The task: Search the material for the word "Расходы" and report each line where it turns up.

# # # #

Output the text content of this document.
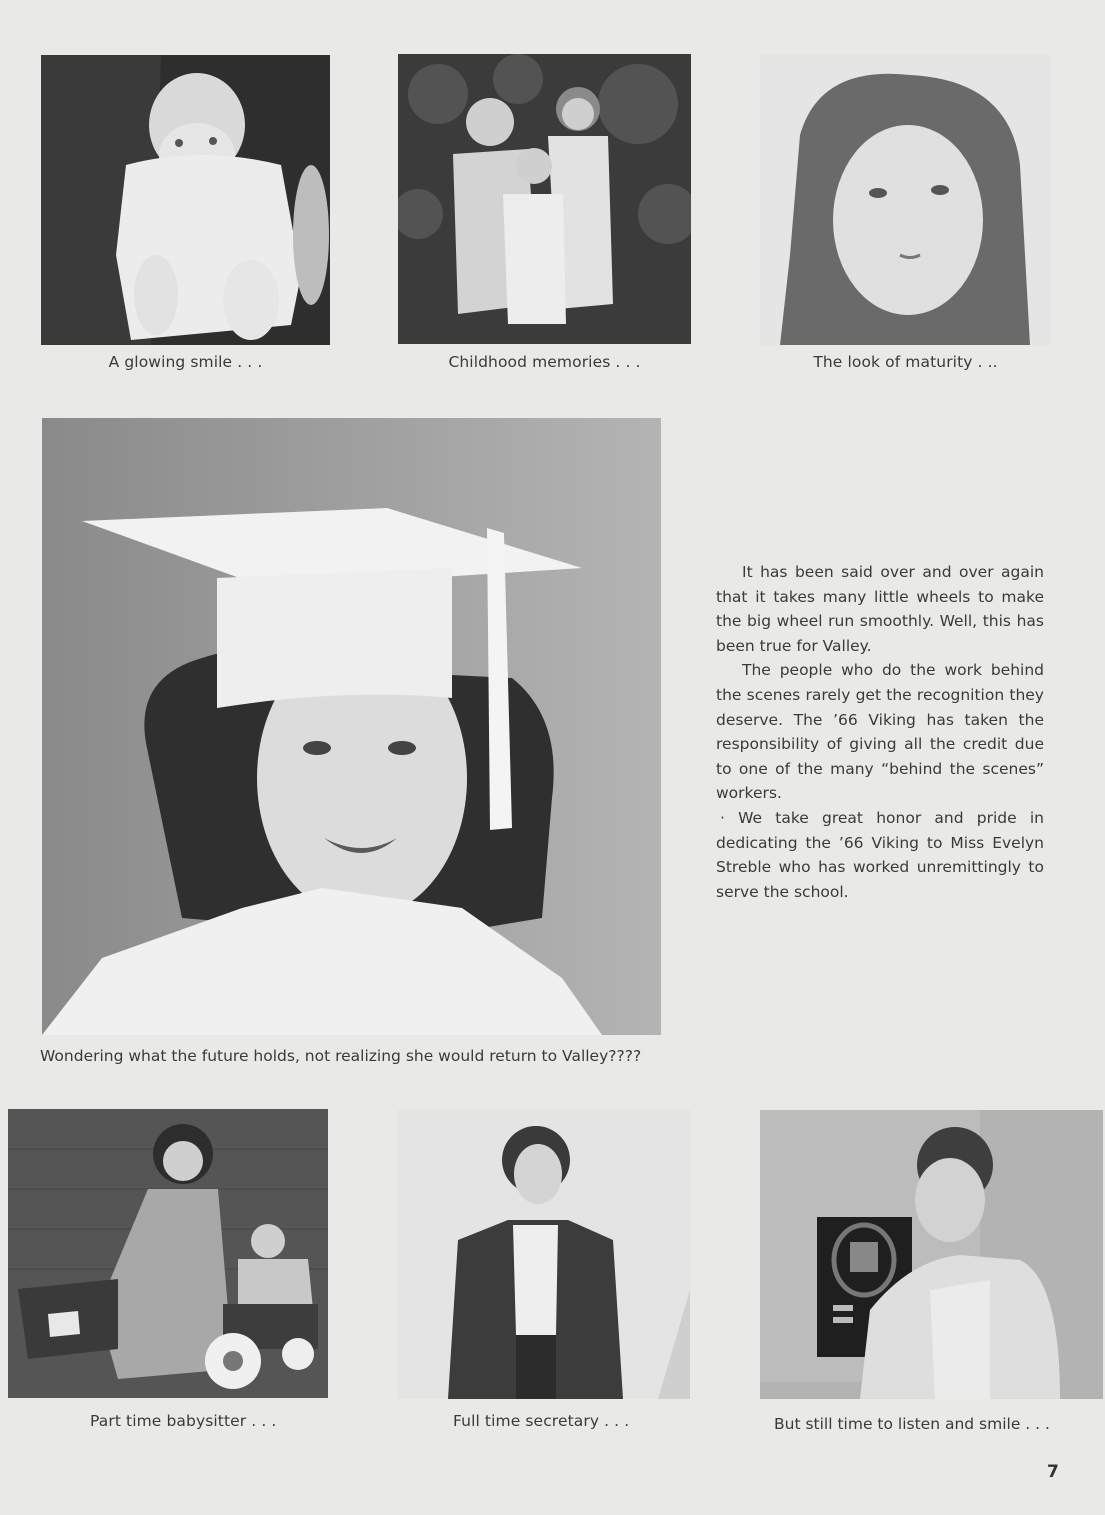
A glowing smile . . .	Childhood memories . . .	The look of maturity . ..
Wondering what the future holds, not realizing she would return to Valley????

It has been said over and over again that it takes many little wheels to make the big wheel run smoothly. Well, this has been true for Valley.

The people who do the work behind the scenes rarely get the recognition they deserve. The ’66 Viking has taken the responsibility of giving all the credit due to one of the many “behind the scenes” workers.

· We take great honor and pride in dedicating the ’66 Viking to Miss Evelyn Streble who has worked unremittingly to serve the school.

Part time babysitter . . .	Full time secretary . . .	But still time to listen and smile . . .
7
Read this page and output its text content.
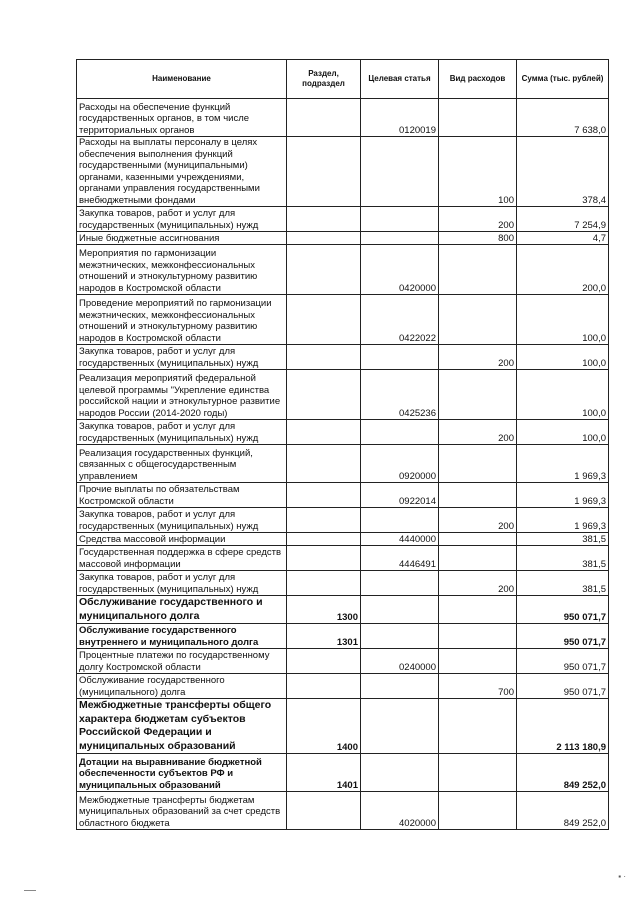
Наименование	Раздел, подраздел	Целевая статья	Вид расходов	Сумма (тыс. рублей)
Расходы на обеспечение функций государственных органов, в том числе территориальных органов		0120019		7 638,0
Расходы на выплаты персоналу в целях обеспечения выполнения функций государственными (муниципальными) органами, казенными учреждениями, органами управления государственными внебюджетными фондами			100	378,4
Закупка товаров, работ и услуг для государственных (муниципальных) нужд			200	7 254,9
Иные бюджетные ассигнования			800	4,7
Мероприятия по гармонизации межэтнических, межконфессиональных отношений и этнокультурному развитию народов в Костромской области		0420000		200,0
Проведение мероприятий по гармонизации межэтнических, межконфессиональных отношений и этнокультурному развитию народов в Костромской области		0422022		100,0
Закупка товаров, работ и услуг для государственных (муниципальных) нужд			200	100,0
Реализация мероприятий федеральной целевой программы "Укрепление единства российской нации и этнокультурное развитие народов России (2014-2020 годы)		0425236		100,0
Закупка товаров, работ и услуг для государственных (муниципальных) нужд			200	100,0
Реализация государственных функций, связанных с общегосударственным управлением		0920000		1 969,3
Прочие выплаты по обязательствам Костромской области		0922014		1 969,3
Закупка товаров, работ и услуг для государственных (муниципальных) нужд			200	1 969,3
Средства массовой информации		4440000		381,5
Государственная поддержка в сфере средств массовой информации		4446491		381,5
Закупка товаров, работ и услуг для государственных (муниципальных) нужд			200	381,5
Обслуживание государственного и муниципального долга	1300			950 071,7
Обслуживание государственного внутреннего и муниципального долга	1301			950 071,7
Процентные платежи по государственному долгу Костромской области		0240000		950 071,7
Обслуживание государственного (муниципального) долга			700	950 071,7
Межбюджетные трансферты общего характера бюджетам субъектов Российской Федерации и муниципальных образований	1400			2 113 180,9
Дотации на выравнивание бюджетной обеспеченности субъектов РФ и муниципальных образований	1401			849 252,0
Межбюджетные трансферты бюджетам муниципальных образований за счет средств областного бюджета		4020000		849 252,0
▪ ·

# # # #

Expected answer:
Расходы на обеспечение функций государственных органов, в том числе территориальных органов		0120019		7 638,0
Расходы на выплаты персоналу в целях обеспечения выполнения функций государственными (муниципальными) органами, казенными учреждениями, органами управления государственными внебюджетными фондами			100	378,4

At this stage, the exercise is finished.